> **EXERCISE**: Please write out the complete listing that follows, exactly as it reads.

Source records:
## begin

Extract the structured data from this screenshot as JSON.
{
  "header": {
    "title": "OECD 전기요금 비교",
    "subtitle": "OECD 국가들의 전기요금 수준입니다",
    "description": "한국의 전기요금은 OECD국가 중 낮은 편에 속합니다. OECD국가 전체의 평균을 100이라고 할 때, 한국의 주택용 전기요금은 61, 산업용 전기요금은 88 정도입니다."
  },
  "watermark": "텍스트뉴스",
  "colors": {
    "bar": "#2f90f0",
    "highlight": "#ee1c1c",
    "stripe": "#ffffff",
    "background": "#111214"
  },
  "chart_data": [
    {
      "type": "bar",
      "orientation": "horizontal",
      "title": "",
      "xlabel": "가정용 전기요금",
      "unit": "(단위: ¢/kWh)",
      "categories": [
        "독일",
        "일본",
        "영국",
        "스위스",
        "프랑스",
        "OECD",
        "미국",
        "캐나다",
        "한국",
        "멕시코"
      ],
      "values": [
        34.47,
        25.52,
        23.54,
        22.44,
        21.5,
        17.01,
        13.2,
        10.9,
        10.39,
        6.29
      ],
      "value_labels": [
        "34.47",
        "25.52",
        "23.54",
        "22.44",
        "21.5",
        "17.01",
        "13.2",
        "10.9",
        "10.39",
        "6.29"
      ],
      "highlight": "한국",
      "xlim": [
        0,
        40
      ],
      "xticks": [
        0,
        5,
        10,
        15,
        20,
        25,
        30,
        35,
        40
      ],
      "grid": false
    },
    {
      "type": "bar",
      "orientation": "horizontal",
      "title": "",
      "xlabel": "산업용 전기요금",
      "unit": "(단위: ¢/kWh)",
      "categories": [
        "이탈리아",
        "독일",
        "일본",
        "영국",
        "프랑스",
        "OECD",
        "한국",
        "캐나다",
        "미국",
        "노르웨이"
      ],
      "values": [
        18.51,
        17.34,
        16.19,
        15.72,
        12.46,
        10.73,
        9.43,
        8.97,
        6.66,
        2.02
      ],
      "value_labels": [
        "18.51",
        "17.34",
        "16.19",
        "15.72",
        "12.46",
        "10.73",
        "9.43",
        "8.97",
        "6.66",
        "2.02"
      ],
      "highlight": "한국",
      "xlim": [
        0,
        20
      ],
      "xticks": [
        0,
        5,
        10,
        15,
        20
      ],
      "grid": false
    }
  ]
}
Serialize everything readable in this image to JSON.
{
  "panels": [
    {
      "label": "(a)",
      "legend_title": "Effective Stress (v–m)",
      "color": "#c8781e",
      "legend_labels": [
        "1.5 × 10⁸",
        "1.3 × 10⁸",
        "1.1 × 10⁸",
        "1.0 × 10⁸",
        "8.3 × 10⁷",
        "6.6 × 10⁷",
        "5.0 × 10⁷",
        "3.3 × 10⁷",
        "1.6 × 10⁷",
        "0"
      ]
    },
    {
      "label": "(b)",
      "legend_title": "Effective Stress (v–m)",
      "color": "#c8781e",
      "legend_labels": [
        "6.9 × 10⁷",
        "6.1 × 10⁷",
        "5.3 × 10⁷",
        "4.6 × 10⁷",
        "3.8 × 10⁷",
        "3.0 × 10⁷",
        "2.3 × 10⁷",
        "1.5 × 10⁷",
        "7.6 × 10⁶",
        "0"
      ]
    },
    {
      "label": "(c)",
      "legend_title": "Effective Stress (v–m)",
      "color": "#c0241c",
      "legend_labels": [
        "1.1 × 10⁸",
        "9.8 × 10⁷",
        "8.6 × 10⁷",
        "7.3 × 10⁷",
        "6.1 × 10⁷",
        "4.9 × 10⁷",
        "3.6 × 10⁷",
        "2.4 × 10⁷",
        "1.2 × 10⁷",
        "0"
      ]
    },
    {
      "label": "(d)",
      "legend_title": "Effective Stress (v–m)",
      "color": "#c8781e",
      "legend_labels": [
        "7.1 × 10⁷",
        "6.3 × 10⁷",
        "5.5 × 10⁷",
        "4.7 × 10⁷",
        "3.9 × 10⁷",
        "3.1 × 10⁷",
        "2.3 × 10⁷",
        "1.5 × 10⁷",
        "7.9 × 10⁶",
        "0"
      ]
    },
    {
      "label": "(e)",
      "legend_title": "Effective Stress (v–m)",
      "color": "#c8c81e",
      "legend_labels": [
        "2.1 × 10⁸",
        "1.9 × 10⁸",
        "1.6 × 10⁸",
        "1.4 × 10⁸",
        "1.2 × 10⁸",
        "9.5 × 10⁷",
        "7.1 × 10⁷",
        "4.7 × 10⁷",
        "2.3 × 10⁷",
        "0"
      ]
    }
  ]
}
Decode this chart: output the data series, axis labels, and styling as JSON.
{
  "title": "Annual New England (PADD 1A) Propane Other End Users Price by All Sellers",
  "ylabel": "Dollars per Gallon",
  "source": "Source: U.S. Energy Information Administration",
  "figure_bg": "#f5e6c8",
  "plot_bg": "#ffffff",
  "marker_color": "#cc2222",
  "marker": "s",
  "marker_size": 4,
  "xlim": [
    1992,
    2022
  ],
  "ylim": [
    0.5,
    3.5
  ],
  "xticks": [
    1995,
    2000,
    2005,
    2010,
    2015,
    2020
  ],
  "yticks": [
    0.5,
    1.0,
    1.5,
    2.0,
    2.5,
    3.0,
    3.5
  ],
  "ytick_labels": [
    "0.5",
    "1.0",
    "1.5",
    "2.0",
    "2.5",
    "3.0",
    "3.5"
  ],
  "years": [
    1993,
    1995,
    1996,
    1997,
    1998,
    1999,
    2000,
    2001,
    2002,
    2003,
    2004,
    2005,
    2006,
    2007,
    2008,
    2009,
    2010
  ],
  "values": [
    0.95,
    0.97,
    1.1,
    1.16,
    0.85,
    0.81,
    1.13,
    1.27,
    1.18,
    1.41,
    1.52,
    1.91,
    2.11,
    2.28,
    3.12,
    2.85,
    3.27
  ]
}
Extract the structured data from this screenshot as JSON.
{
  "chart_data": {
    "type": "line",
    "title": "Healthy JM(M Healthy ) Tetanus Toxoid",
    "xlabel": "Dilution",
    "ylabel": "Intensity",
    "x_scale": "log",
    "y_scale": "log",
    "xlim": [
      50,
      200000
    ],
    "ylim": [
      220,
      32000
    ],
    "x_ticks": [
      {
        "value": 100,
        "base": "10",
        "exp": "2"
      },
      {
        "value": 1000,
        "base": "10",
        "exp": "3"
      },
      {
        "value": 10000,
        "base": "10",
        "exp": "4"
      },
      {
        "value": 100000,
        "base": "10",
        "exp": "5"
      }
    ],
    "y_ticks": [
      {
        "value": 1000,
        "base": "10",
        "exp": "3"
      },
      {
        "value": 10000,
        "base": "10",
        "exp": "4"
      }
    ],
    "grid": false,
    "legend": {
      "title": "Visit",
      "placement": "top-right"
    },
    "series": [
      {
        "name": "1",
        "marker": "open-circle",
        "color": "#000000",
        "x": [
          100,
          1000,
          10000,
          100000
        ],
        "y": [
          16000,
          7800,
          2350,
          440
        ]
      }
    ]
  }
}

## end

> **RESULT OF THE TASK**:
Extract the structured data from this screenshot as JSON.
{
  "header": {
    "title": "OECD 전기요금 비교",
    "subtitle": "OECD 국가들의 전기요금 수준입니다",
    "description": "한국의 전기요금은 OECD국가 중 낮은 편에 속합니다. OECD국가 전체의 평균을 100이라고 할 때, 한국의 주택용 전기요금은 61, 산업용 전기요금은 88 정도입니다."
  },
  "watermark": "텍스트뉴스",
  "colors": {
    "bar": "#2f90f0",
    "highlight": "#ee1c1c",
    "stripe": "#ffffff",
    "background": "#111214"
  },
  "chart_data": [
    {
      "type": "bar",
      "orientation": "horizontal",
      "title": "",
      "xlabel": "가정용 전기요금",
      "unit": "(단위: ¢/kWh)",
      "categories": [
        "독일",
        "일본",
        "영국",
        "스위스",
        "프랑스",
        "OECD",
        "미국",
        "캐나다",
        "한국",
        "멕시코"
      ],
      "values": [
        34.47,
        25.52,
        23.54,
        22.44,
        21.5,
        17.01,
        13.2,
        10.9,
        10.39,
        6.29
      ],
      "value_labels": [
        "34.47",
        "25.52",
        "23.54",
        "22.44",
        "21.5",
        "17.01",
        "13.2",
        "10.9",
        "10.39",
        "6.29"
      ],
      "highlight": "한국",
      "xlim": [
        0,
        40
      ],
      "xticks": [
        0,
        5,
        10,
        15,
        20,
        25,
        30,
        35,
        40
      ],
      "grid": false
    },
    {
      "type": "bar",
      "orientation": "horizontal",
      "title": "",
      "xlabel": "산업용 전기요금",
      "unit": "(단위: ¢/kWh)",
      "categories": [
        "이탈리아",
        "독일",
        "일본",
        "영국",
        "프랑스",
        "OECD",
        "한국",
        "캐나다",
        "미국",
        "노르웨이"
      ],
      "values": [
        18.51,
        17.34,
        16.19,
        15.72,
        12.46,
        10.73,
        9.43,
        8.97,
        6.66,
        2.02
      ],
      "value_labels": [
        "18.51",
        "17.34",
        "16.19",
        "15.72",
        "12.46",
        "10.73",
        "9.43",
        "8.97",
        "6.66",
        "2.02"
      ],
      "highlight": "한국",
      "xlim": [
        0,
        20
      ],
      "xticks": [
        0,
        5,
        10,
        15,
        20
      ],
      "grid": false
    }
  ]
}
Serialize everything readable in this image to JSON.
{
  "panels": [
    {
      "label": "(a)",
      "legend_title": "Effective Stress (v–m)",
      "color": "#c8781e",
      "legend_labels": [
        "1.5 × 10⁸",
        "1.3 × 10⁸",
        "1.1 × 10⁸",
        "1.0 × 10⁸",
        "8.3 × 10⁷",
        "6.6 × 10⁷",
        "5.0 × 10⁷",
        "3.3 × 10⁷",
        "1.6 × 10⁷",
        "0"
      ]
    },
    {
      "label": "(b)",
      "legend_title": "Effective Stress (v–m)",
      "color": "#c8781e",
      "legend_labels": [
        "6.9 × 10⁷",
        "6.1 × 10⁷",
        "5.3 × 10⁷",
        "4.6 × 10⁷",
        "3.8 × 10⁷",
        "3.0 × 10⁷",
        "2.3 × 10⁷",
        "1.5 × 10⁷",
        "7.6 × 10⁶",
        "0"
      ]
    },
    {
      "label": "(c)",
      "legend_title": "Effective Stress (v–m)",
      "color": "#c0241c",
      "legend_labels": [
        "1.1 × 10⁸",
        "9.8 × 10⁷",
        "8.6 × 10⁷",
        "7.3 × 10⁷",
        "6.1 × 10⁷",
        "4.9 × 10⁷",
        "3.6 × 10⁷",
        "2.4 × 10⁷",
        "1.2 × 10⁷",
        "0"
      ]
    },
    {
      "label": "(d)",
      "legend_title": "Effective Stress (v–m)",
      "color": "#c8781e",
      "legend_labels": [
        "7.1 × 10⁷",
        "6.3 × 10⁷",
        "5.5 × 10⁷",
        "4.7 × 10⁷",
        "3.9 × 10⁷",
        "3.1 × 10⁷",
        "2.3 × 10⁷",
        "1.5 × 10⁷",
        "7.9 × 10⁶",
        "0"
      ]
    },
    {
      "label": "(e)",
      "legend_title": "Effective Stress (v–m)",
      "color": "#c8c81e",
      "legend_labels": [
        "2.1 × 10⁸",
        "1.9 × 10⁸",
        "1.6 × 10⁸",
        "1.4 × 10⁸",
        "1.2 × 10⁸",
        "9.5 × 10⁷",
        "7.1 × 10⁷",
        "4.7 × 10⁷",
        "2.3 × 10⁷",
        "0"
      ]
    }
  ]
}
Decode this chart: output the data series, axis labels, and styling as JSON.
{
  "title": "Annual New England (PADD 1A) Propane Other End Users Price by All Sellers",
  "ylabel": "Dollars per Gallon",
  "source": "Source: U.S. Energy Information Administration",
  "figure_bg": "#f5e6c8",
  "plot_bg": "#ffffff",
  "marker_color": "#cc2222",
  "marker": "s",
  "marker_size": 4,
  "xlim": [
    1992,
    2022
  ],
  "ylim": [
    0.5,
    3.5
  ],
  "xticks": [
    1995,
    2000,
    2005,
    2010,
    2015,
    2020
  ],
  "yticks": [
    0.5,
    1.0,
    1.5,
    2.0,
    2.5,
    3.0,
    3.5
  ],
  "ytick_labels": [
    "0.5",
    "1.0",
    "1.5",
    "2.0",
    "2.5",
    "3.0",
    "3.5"
  ],
  "years": [
    1993,
    1995,
    1996,
    1997,
    1998,
    1999,
    2000,
    2001,
    2002,
    2003,
    2004,
    2005,
    2006,
    2007,
    2008,
    2009,
    2010
  ],
  "values": [
    0.95,
    0.97,
    1.1,
    1.16,
    0.85,
    0.81,
    1.13,
    1.27,
    1.18,
    1.41,
    1.52,
    1.91,
    2.11,
    2.28,
    3.12,
    2.85,
    3.27
  ]
}
Extract the structured data from this screenshot as JSON.
{
  "chart_data": {
    "type": "line",
    "title": "Healthy JM(M Healthy ) Tetanus Toxoid",
    "xlabel": "Dilution",
    "ylabel": "Intensity",
    "x_scale": "log",
    "y_scale": "log",
    "xlim": [
      50,
      200000
    ],
    "ylim": [
      220,
      32000
    ],
    "x_ticks": [
      {
        "value": 100,
        "base": "10",
        "exp": "2"
      },
      {
        "value": 1000,
        "base": "10",
        "exp": "3"
      },
      {
        "value": 10000,
        "base": "10",
        "exp": "4"
      },
      {
        "value": 100000,
        "base": "10",
        "exp": "5"
      }
    ],
    "y_ticks": [
      {
        "value": 1000,
        "base": "10",
        "exp": "3"
      },
      {
        "value": 10000,
        "base": "10",
        "exp": "4"
      }
    ],
    "grid": false,
    "legend": {
      "title": "Visit",
      "placement": "top-right"
    },
    "series": [
      {
        "name": "1",
        "marker": "open-circle",
        "color": "#000000",
        "x": [
          100,
          1000,
          10000,
          100000
        ],
        "y": [
          16000,
          7800,
          2350,
          440
        ]
      }
    ]
  }
}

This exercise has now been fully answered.